— start of Listing —

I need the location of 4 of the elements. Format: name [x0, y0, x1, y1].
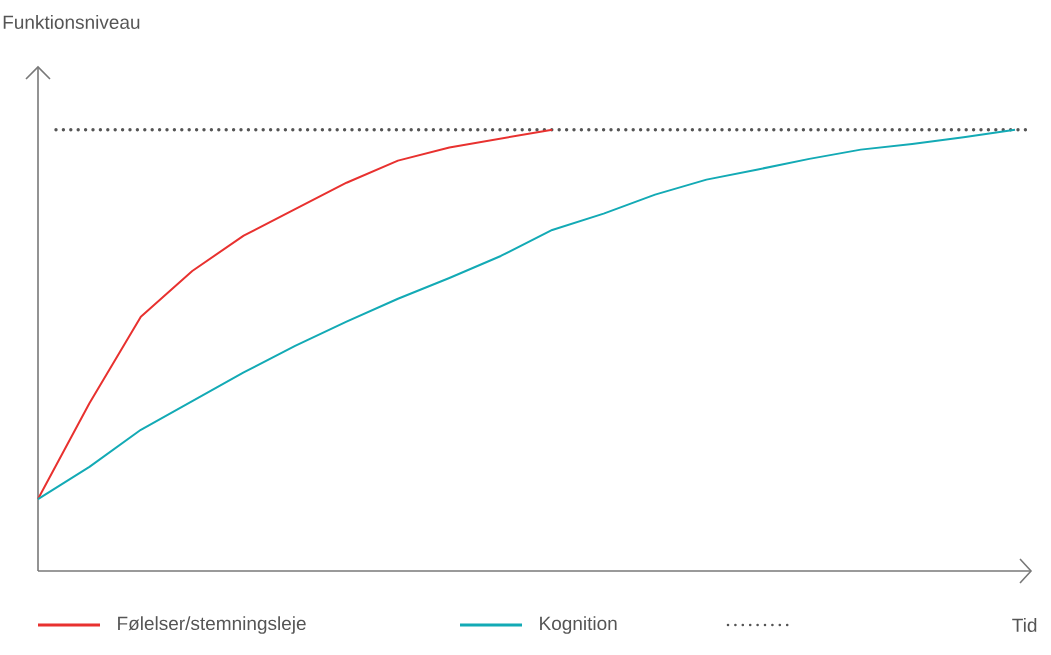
- legend-label: Følelser/stemningsleje: [118, 616, 306, 634]
- text: Funktionsniveau: [3, 15, 140, 29]
- x-axis-title: Tid: [1012, 618, 1037, 632]
- legend-label: Kognition: [540, 616, 617, 634]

— end of Listing —

◆ **The problem**
Turn every line of the rows above into a numbered list, dropping any blank lines and leaving out the pictures.

◆ **Full response**
1. I need the location of 4 of the elements. Format: name [x0, y0, x1, y1].
2. - legend-label: Følelser/stemningsleje: [118, 616, 306, 634]
3. - text: Funktionsniveau: [3, 15, 140, 29]
4. - x-axis-title: Tid: [1012, 618, 1037, 632]
5. - legend-label: Kognition: [540, 616, 617, 634]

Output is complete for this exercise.